# Your goal
Provide the number of lines where the word "this" occurs, and no other text.
* START *
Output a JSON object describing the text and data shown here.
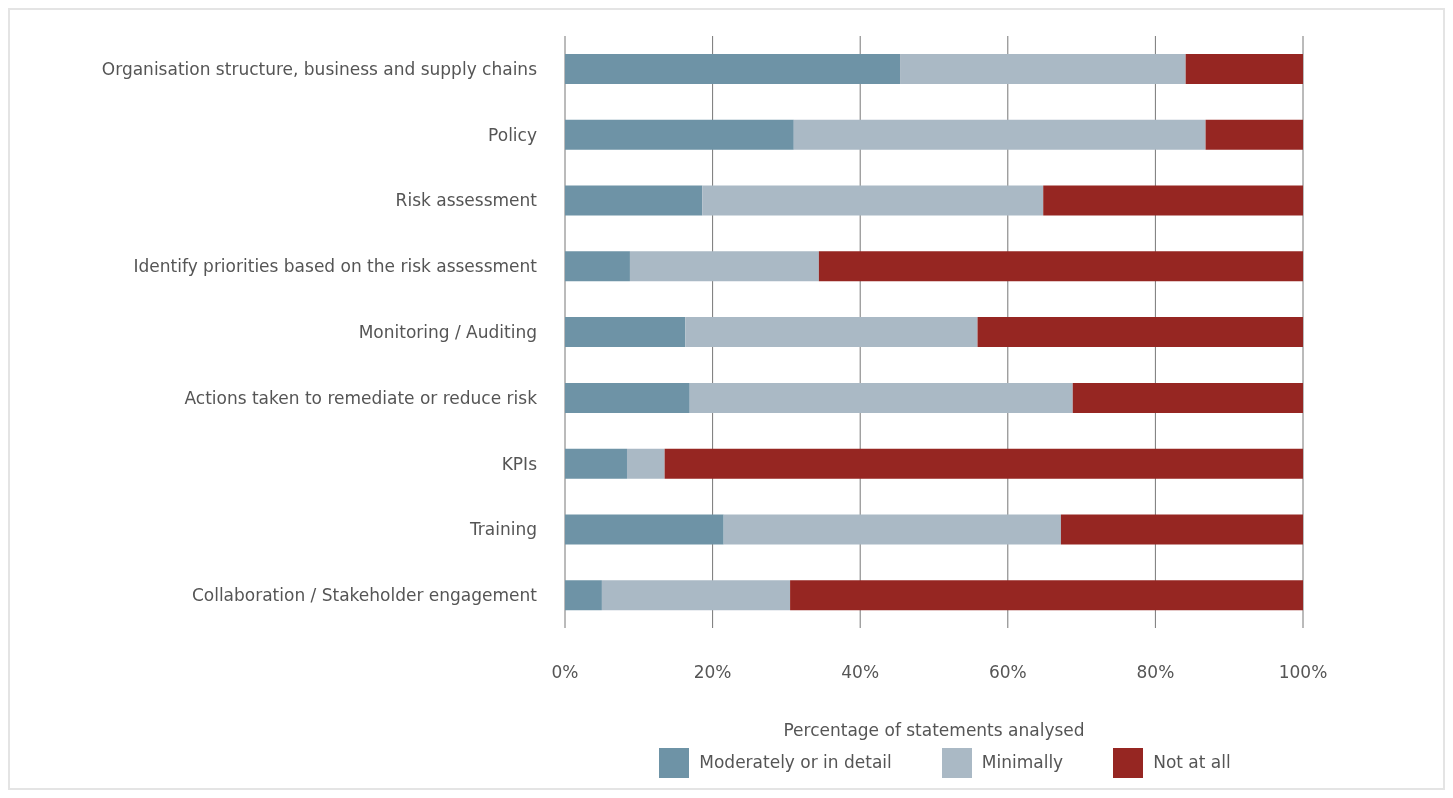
{
  "chart_data": {
    "type": "bar",
    "orientation": "horizontal",
    "stacked": true,
    "xlabel": "Percentage of statements analysed",
    "categories": [
      "Organisation structure, business and supply chains",
      "Policy",
      "Risk assessment",
      "Identify priorities based on the risk assessment",
      "Monitoring / Auditing",
      "Actions taken to remediate or reduce risk",
      "KPIs",
      "Training",
      "Collaboration / Stakeholder engagement"
    ],
    "series": [
      {
        "name": "Moderately or in detail",
        "color": "#6e93a6",
        "values": [
          45.4,
          31,
          18.6,
          8.8,
          16.3,
          16.9,
          8.4,
          21.5,
          5
        ]
      },
      {
        "name": "Minimally",
        "color": "#aab9c5",
        "values": [
          38.7,
          55.8,
          46.2,
          25.6,
          39.6,
          51.9,
          5.1,
          45.7,
          25.5
        ]
      },
      {
        "name": "Not at all",
        "color": "#962622",
        "values": [
          15.9,
          13.2,
          35.2,
          65.6,
          44.1,
          31.2,
          86.5,
          32.8,
          69.5
        ]
      }
    ],
    "xlim": [
      0,
      100
    ],
    "xticks": [
      {
        "value": 0,
        "label": "0%"
      },
      {
        "value": 20,
        "label": "20%"
      },
      {
        "value": 40,
        "label": "40%"
      },
      {
        "value": 60,
        "label": "60%"
      },
      {
        "value": 80,
        "label": "80%"
      },
      {
        "value": 100,
        "label": "100%"
      }
    ],
    "grid": "x",
    "legend": "bottom"
  }
}
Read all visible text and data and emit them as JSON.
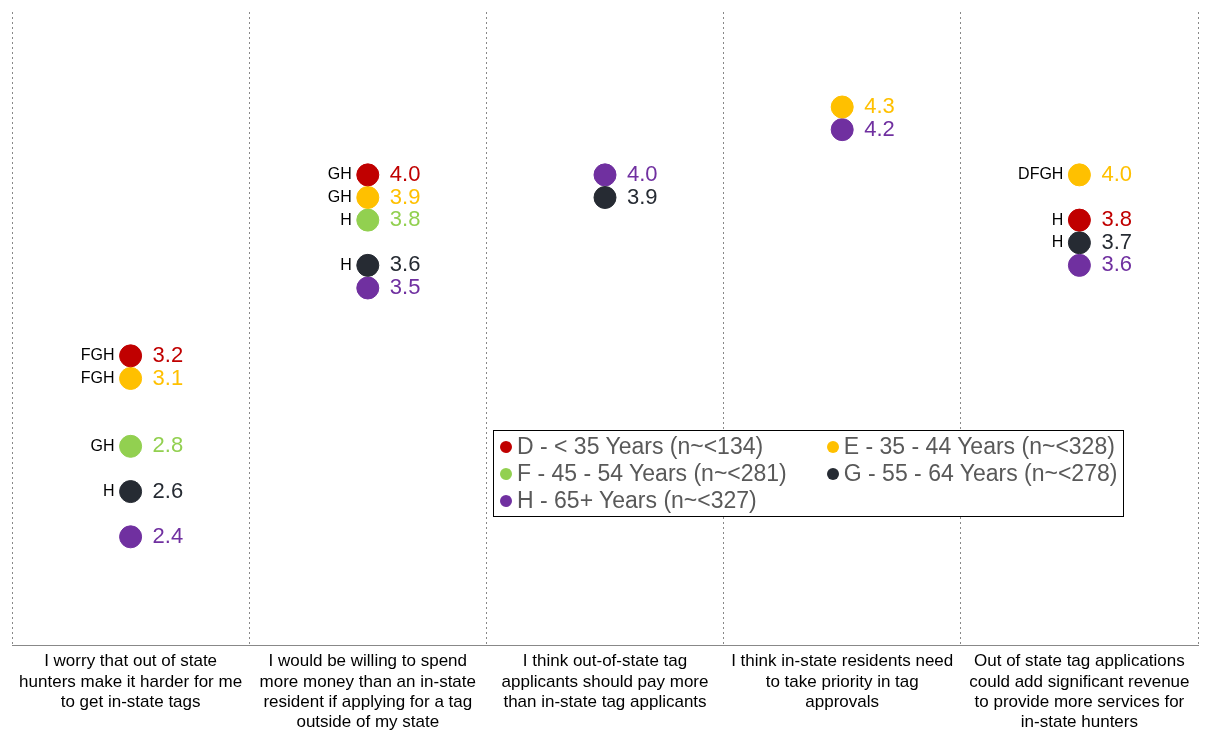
{
  "chart_data": {
    "type": "scatter",
    "categories": [
      "I worry that out of state hunters make it harder for me to get in-state tags",
      "I would be willing to spend more money than an in-state resident if applying for a tag outside of my state",
      "I think out-of-state tag applicants should pay more than in-state tag applicants",
      "I think in-state residents need to take priority in tag approvals",
      "Out of state tag applications could add significant revenue to provide more services for in-state hunters"
    ],
    "series": [
      {
        "name": "D - < 35 Years (n~<134)",
        "color": "#c00000",
        "values": [
          3.2,
          4.0,
          null,
          null,
          3.8
        ],
        "value_labels": [
          "3.2",
          "4.0",
          null,
          null,
          "3.8"
        ]
      },
      {
        "name": "E - 35 - 44 Years (n~<328)",
        "color": "#ffc000",
        "values": [
          3.1,
          3.9,
          null,
          4.3,
          4.0
        ],
        "value_labels": [
          "3.1",
          "3.9",
          null,
          "4.3",
          "4.0"
        ]
      },
      {
        "name": "F - 45 - 54 Years (n~<281)",
        "color": "#92d050",
        "values": [
          2.8,
          3.8,
          null,
          null,
          null
        ],
        "value_labels": [
          "2.8",
          "3.8",
          null,
          null,
          null
        ]
      },
      {
        "name": "G - 55 - 64 Years (n~<278)",
        "color": "#262b33",
        "values": [
          2.6,
          3.6,
          3.9,
          null,
          3.7
        ],
        "value_labels": [
          "2.6",
          "3.6",
          "3.9",
          null,
          "3.7"
        ]
      },
      {
        "name": "H - 65+ Years (n~<327)",
        "color": "#7030a0",
        "values": [
          2.4,
          3.5,
          4.0,
          4.2,
          3.6
        ],
        "value_labels": [
          "2.4",
          "3.5",
          "4.0",
          "4.2",
          "3.6"
        ]
      }
    ],
    "annotations": [
      {
        "text": "FGH",
        "x": "I worry that out of state hunters make it harder for me to get in-state tags",
        "y": 3.2
      },
      {
        "text": "FGH",
        "x": "I worry that out of state hunters make it harder for me to get in-state tags",
        "y": 3.1
      },
      {
        "text": "GH",
        "x": "I worry that out of state hunters make it harder for me to get in-state tags",
        "y": 2.8
      },
      {
        "text": "H",
        "x": "I worry that out of state hunters make it harder for me to get in-state tags",
        "y": 2.6
      },
      {
        "text": "GH",
        "x": "I would be willing to spend more money than an in-state resident if applying for a tag outside of my state",
        "y": 4.0
      },
      {
        "text": "GH",
        "x": "I would be willing to spend more money than an in-state resident if applying for a tag outside of my state",
        "y": 3.9
      },
      {
        "text": "H",
        "x": "I would be willing to spend more money than an in-state resident if applying for a tag outside of my state",
        "y": 3.8
      },
      {
        "text": "H",
        "x": "I would be willing to spend more money than an in-state resident if applying for a tag outside of my state",
        "y": 3.6
      },
      {
        "text": "DFGH",
        "x": "Out of state tag applications could add significant revenue to provide more services for in-state hunters",
        "y": 4.0
      },
      {
        "text": "H",
        "x": "Out of state tag applications could add significant revenue to provide more services for in-state hunters",
        "y": 3.8
      },
      {
        "text": "H",
        "x": "Out of state tag applications could add significant revenue to provide more services for in-state hunters",
        "y": 3.7
      }
    ],
    "marker": "circle",
    "grid": "x",
    "legend": "right"
  }
}
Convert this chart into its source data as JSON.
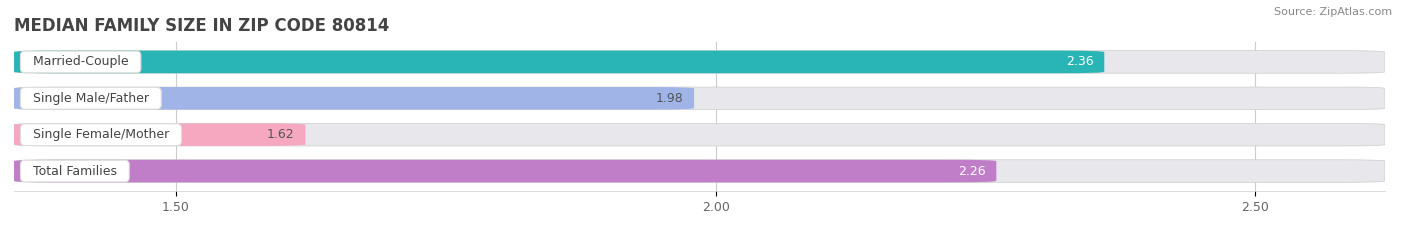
{
  "title": "MEDIAN FAMILY SIZE IN ZIP CODE 80814",
  "source": "Source: ZipAtlas.com",
  "categories": [
    "Married-Couple",
    "Single Male/Father",
    "Single Female/Mother",
    "Total Families"
  ],
  "values": [
    2.36,
    1.98,
    1.62,
    2.26
  ],
  "bar_colors": [
    "#29b5b5",
    "#a0b4e8",
    "#f5a8c0",
    "#c07ec8"
  ],
  "track_color": "#e8e8ec",
  "label_bg_color": "#ffffff",
  "label_border_color": "#dddddd",
  "background_color": "#ffffff",
  "plot_bg_color": "#ffffff",
  "xlim": [
    1.35,
    2.62
  ],
  "xticks": [
    1.5,
    2.0,
    2.5
  ],
  "title_fontsize": 12,
  "source_fontsize": 8,
  "bar_label_fontsize": 9,
  "value_fontsize": 9,
  "tick_fontsize": 9,
  "value_colors": [
    "#ffffff",
    "#555555",
    "#555555",
    "#ffffff"
  ]
}
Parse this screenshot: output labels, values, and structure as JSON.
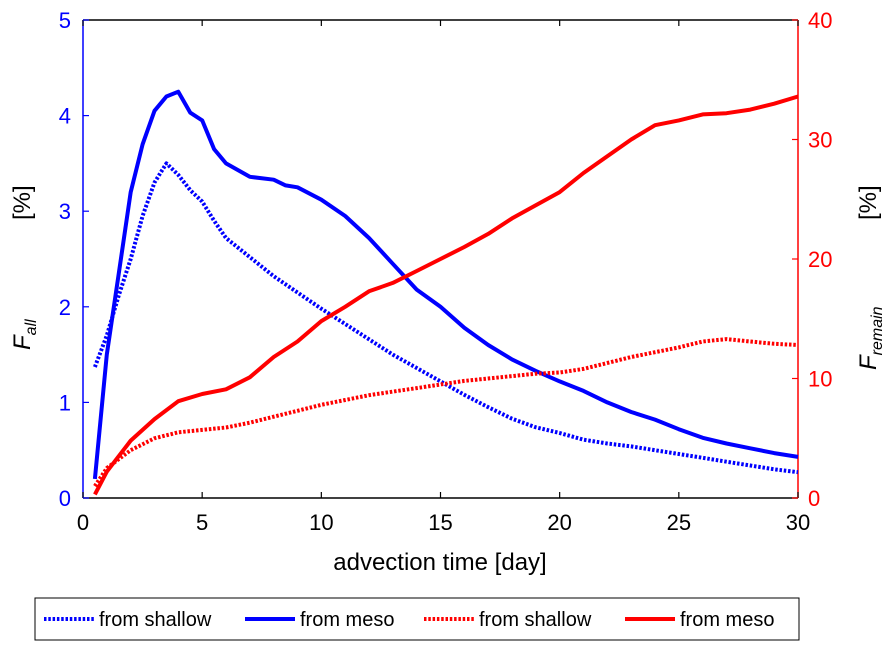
{
  "chart_data": {
    "type": "line",
    "x_label": "advection time  [day]",
    "x_ticks": [
      "0",
      "5",
      "10",
      "15",
      "20",
      "25",
      "30"
    ],
    "xlim": [
      0,
      30
    ],
    "left_axis": {
      "label_main": "F",
      "label_sub": "all",
      "label_unit": "[%]",
      "ylim": [
        0,
        5
      ],
      "ticks": [
        "0",
        "1",
        "2",
        "3",
        "4",
        "5"
      ],
      "color": "#0000ff"
    },
    "right_axis": {
      "label_main": "F",
      "label_sub": "remain",
      "label_unit": "[%]",
      "ylim": [
        0,
        40
      ],
      "ticks": [
        "0",
        "10",
        "20",
        "30",
        "40"
      ],
      "color": "#ff0000"
    },
    "series": [
      {
        "name": "from shallow",
        "axis": "left",
        "color": "#0000ff",
        "style": "dotted",
        "x": [
          0.5,
          1,
          1.5,
          2,
          2.5,
          3,
          3.5,
          4,
          4.5,
          5,
          5.5,
          6,
          7,
          8,
          9,
          10,
          11,
          12,
          13,
          14,
          15,
          16,
          17,
          18,
          19,
          20,
          21,
          22,
          23,
          24,
          25,
          26,
          27,
          28,
          29,
          30
        ],
        "y": [
          1.37,
          1.7,
          2.12,
          2.5,
          2.95,
          3.3,
          3.5,
          3.38,
          3.22,
          3.1,
          2.9,
          2.72,
          2.52,
          2.32,
          2.15,
          1.98,
          1.82,
          1.66,
          1.5,
          1.36,
          1.22,
          1.08,
          0.95,
          0.83,
          0.74,
          0.68,
          0.61,
          0.57,
          0.54,
          0.5,
          0.46,
          0.42,
          0.38,
          0.34,
          0.3,
          0.27
        ]
      },
      {
        "name": "from meso",
        "axis": "left",
        "color": "#0000ff",
        "style": "solid",
        "x": [
          0.5,
          1,
          1.5,
          2,
          2.5,
          3,
          3.5,
          4,
          4.5,
          5,
          5.5,
          6,
          7,
          8,
          8.5,
          9,
          10,
          11,
          12,
          13,
          14,
          15,
          16,
          17,
          18,
          19,
          20,
          21,
          22,
          23,
          24,
          25,
          26,
          27,
          28,
          29,
          30
        ],
        "y": [
          0.2,
          1.5,
          2.35,
          3.2,
          3.7,
          4.05,
          4.2,
          4.25,
          4.03,
          3.95,
          3.65,
          3.5,
          3.36,
          3.33,
          3.27,
          3.25,
          3.12,
          2.95,
          2.72,
          2.45,
          2.18,
          2.0,
          1.78,
          1.6,
          1.45,
          1.33,
          1.22,
          1.12,
          1.0,
          0.9,
          0.82,
          0.72,
          0.63,
          0.57,
          0.52,
          0.47,
          0.43
        ]
      },
      {
        "name": "from shallow",
        "axis": "right",
        "color": "#ff0000",
        "style": "dotted",
        "x": [
          0.5,
          1,
          2,
          3,
          4,
          5,
          6,
          7,
          8,
          9,
          10,
          11,
          12,
          13,
          14,
          15,
          16,
          17,
          18,
          19,
          20,
          21,
          22,
          23,
          24,
          25,
          26,
          27,
          28,
          29,
          30
        ],
        "y": [
          1.0,
          2.5,
          4.0,
          5.0,
          5.5,
          5.7,
          5.9,
          6.3,
          6.8,
          7.3,
          7.8,
          8.2,
          8.6,
          8.9,
          9.2,
          9.5,
          9.8,
          10.0,
          10.2,
          10.4,
          10.5,
          10.8,
          11.3,
          11.8,
          12.2,
          12.6,
          13.1,
          13.3,
          13.1,
          12.9,
          12.8
        ]
      },
      {
        "name": "from meso",
        "axis": "right",
        "color": "#ff0000",
        "style": "solid",
        "x": [
          0.5,
          1,
          2,
          3,
          4,
          5,
          6,
          7,
          8,
          9,
          10,
          11,
          12,
          13,
          14,
          15,
          16,
          17,
          18,
          19,
          20,
          21,
          22,
          23,
          24,
          25,
          26,
          27,
          28,
          29,
          30
        ],
        "y": [
          0.3,
          2.2,
          4.8,
          6.6,
          8.1,
          8.7,
          9.1,
          10.1,
          11.8,
          13.1,
          14.8,
          16.0,
          17.3,
          18.0,
          19.0,
          20.0,
          21.0,
          22.1,
          23.4,
          24.5,
          25.6,
          27.2,
          28.6,
          30.0,
          31.2,
          31.6,
          32.1,
          32.2,
          32.5,
          33.0,
          33.6
        ]
      }
    ],
    "legend": {
      "placement": "bottom",
      "entries": [
        "from shallow",
        "from meso",
        "from shallow",
        "from meso"
      ]
    }
  }
}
* END *
# Complete output
2